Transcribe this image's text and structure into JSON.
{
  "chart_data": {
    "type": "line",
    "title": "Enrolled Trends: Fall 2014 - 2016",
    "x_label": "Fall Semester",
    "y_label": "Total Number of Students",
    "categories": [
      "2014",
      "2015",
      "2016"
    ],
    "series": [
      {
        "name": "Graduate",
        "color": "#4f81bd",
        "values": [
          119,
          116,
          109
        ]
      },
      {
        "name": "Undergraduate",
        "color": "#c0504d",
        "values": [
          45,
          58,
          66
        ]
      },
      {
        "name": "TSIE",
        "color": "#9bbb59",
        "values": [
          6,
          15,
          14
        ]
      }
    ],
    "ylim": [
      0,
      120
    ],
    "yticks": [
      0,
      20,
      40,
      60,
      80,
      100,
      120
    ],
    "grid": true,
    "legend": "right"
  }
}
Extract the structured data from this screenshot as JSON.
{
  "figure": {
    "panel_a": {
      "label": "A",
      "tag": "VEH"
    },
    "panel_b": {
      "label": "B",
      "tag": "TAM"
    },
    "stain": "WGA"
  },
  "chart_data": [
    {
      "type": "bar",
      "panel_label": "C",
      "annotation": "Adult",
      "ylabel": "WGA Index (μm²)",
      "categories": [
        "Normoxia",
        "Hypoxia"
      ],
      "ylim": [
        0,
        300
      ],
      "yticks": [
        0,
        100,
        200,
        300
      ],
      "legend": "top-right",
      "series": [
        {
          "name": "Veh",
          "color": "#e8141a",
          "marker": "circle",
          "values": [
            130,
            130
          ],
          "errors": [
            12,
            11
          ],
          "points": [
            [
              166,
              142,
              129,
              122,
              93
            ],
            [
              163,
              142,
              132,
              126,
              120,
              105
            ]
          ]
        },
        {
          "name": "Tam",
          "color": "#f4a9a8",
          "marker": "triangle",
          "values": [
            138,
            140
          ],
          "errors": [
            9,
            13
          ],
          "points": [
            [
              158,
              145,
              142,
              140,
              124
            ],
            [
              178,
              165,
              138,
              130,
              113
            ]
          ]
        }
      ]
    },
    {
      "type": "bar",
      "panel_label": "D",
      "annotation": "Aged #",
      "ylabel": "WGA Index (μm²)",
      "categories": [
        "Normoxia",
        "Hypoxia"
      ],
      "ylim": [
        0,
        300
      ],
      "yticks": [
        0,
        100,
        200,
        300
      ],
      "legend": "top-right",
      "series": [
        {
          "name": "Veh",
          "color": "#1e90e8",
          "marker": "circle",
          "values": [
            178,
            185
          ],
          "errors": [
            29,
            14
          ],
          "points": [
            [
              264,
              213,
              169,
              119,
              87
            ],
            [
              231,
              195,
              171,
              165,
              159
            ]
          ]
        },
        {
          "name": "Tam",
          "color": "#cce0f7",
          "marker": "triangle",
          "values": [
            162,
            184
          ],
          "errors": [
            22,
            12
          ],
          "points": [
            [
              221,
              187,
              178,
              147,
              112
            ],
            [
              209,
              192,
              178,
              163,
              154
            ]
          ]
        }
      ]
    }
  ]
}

» **GIVEN EXERCISE**:
Reproduce all of the data exactly as given.

» **EXPECTED ANSWER**:
Transcribe this image's text and structure into JSON.
{
  "chart_data": {
    "type": "line",
    "title": "Enrolled Trends: Fall 2014 - 2016",
    "x_label": "Fall Semester",
    "y_label": "Total Number of Students",
    "categories": [
      "2014",
      "2015",
      "2016"
    ],
    "series": [
      {
        "name": "Graduate",
        "color": "#4f81bd",
        "values": [
          119,
          116,
          109
        ]
      },
      {
        "name": "Undergraduate",
        "color": "#c0504d",
        "values": [
          45,
          58,
          66
        ]
      },
      {
        "name": "TSIE",
        "color": "#9bbb59",
        "values": [
          6,
          15,
          14
        ]
      }
    ],
    "ylim": [
      0,
      120
    ],
    "yticks": [
      0,
      20,
      40,
      60,
      80,
      100,
      120
    ],
    "grid": true,
    "legend": "right"
  }
}
Extract the structured data from this screenshot as JSON.
{
  "figure": {
    "panel_a": {
      "label": "A",
      "tag": "VEH"
    },
    "panel_b": {
      "label": "B",
      "tag": "TAM"
    },
    "stain": "WGA"
  },
  "chart_data": [
    {
      "type": "bar",
      "panel_label": "C",
      "annotation": "Adult",
      "ylabel": "WGA Index (μm²)",
      "categories": [
        "Normoxia",
        "Hypoxia"
      ],
      "ylim": [
        0,
        300
      ],
      "yticks": [
        0,
        100,
        200,
        300
      ],
      "legend": "top-right",
      "series": [
        {
          "name": "Veh",
          "color": "#e8141a",
          "marker": "circle",
          "values": [
            130,
            130
          ],
          "errors": [
            12,
            11
          ],
          "points": [
            [
              166,
              142,
              129,
              122,
              93
            ],
            [
              163,
              142,
              132,
              126,
              120,
              105
            ]
          ]
        },
        {
          "name": "Tam",
          "color": "#f4a9a8",
          "marker": "triangle",
          "values": [
            138,
            140
          ],
          "errors": [
            9,
            13
          ],
          "points": [
            [
              158,
              145,
              142,
              140,
              124
            ],
            [
              178,
              165,
              138,
              130,
              113
            ]
          ]
        }
      ]
    },
    {
      "type": "bar",
      "panel_label": "D",
      "annotation": "Aged #",
      "ylabel": "WGA Index (μm²)",
      "categories": [
        "Normoxia",
        "Hypoxia"
      ],
      "ylim": [
        0,
        300
      ],
      "yticks": [
        0,
        100,
        200,
        300
      ],
      "legend": "top-right",
      "series": [
        {
          "name": "Veh",
          "color": "#1e90e8",
          "marker": "circle",
          "values": [
            178,
            185
          ],
          "errors": [
            29,
            14
          ],
          "points": [
            [
              264,
              213,
              169,
              119,
              87
            ],
            [
              231,
              195,
              171,
              165,
              159
            ]
          ]
        },
        {
          "name": "Tam",
          "color": "#cce0f7",
          "marker": "triangle",
          "values": [
            162,
            184
          ],
          "errors": [
            22,
            12
          ],
          "points": [
            [
              221,
              187,
              178,
              147,
              112
            ],
            [
              209,
              192,
              178,
              163,
              154
            ]
          ]
        }
      ]
    }
  ]
}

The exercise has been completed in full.